# ENTRIES PROVIDED
....

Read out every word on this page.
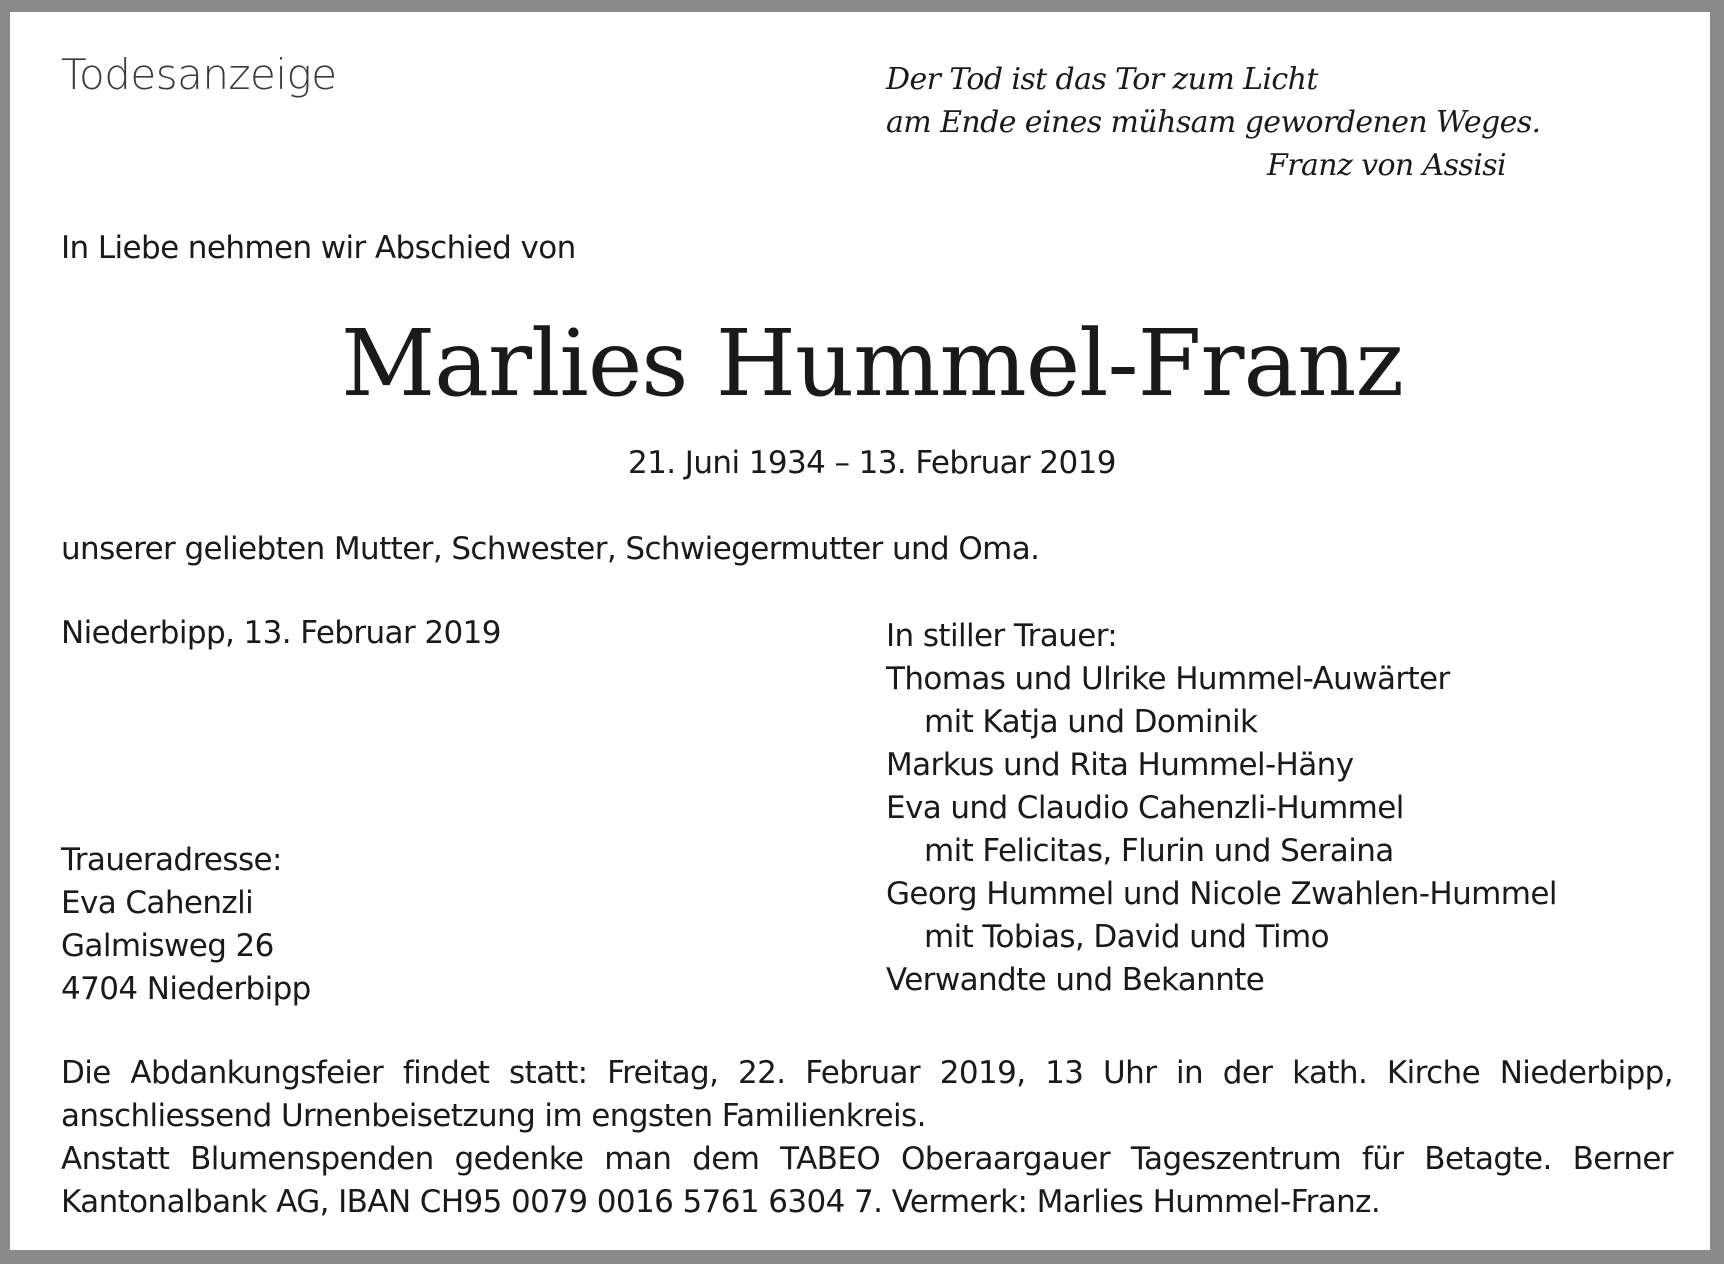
Todesanzeige	Der Tod ist das Tor zum Licht
am Ende eines mühsam gewordenen Weges.
Franz von Assisi
In Liebe nehmen wir Abschied von
Marlies Hummel-Franz
21. Juni 1934 – 13. Februar 2019
unserer geliebten Mutter, Schwester, Schwiegermutter und Oma.
Niederbipp, 13. Februar 2019	In stiller Trauer:
Thomas und Ulrike Hummel-Auwärter
mit Katja und Dominik
Markus und Rita Hummel-Häny
Eva und Claudio Cahenzli-Hummel
mit Felicitas, Flurin und Seraina
Georg Hummel und Nicole Zwahlen-Hummel
mit Tobias, David und Timo
Verwandte und Bekannte
Traueradresse:
Eva Cahenzli
Galmisweg 26
4704 Niederbipp

Die Abdankungsfeier findet statt: Freitag, 22. Februar 2019, 13 Uhr in der kath. Kirche Niederbipp, anschliessend Urnenbeisetzung im engsten Familienkreis.

Anstatt Blumenspenden gedenke man dem TABEO Oberaargauer Tageszentrum für Betagte. Berner Kantonalbank AG, IBAN CH95 0079 0016 5761 6304 7. Vermerk: Marlies Hummel-Franz.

....

# WRITTEN TASK
Copy out all the entries exactly. Images stay out of the copy.

# RESPONSE BELOW
Read out every word on this page.
Todesanzeige	Der Tod ist das Tor zum Licht
am Ende eines mühsam gewordenen Weges.
Franz von Assisi
In Liebe nehmen wir Abschied von
Marlies Hummel-Franz
21. Juni 1934 – 13. Februar 2019
unserer geliebten Mutter, Schwester, Schwiegermutter und Oma.
Niederbipp, 13. Februar 2019	In stiller Trauer:
Thomas und Ulrike Hummel-Auwärter
mit Katja und Dominik
Markus und Rita Hummel-Häny
Eva und Claudio Cahenzli-Hummel
mit Felicitas, Flurin und Seraina
Georg Hummel und Nicole Zwahlen-Hummel
mit Tobias, David und Timo
Verwandte und Bekannte
Traueradresse:
Eva Cahenzli
Galmisweg 26
4704 Niederbipp

Die Abdankungsfeier findet statt: Freitag, 22. Februar 2019, 13 Uhr in der kath. Kirche Niederbipp, anschliessend Urnenbeisetzung im engsten Familienkreis.

Anstatt Blumenspenden gedenke man dem TABEO Oberaargauer Tageszentrum für Betagte. Berner Kantonalbank AG, IBAN CH95 0079 0016 5761 6304 7. Vermerk: Marlies Hummel-Franz.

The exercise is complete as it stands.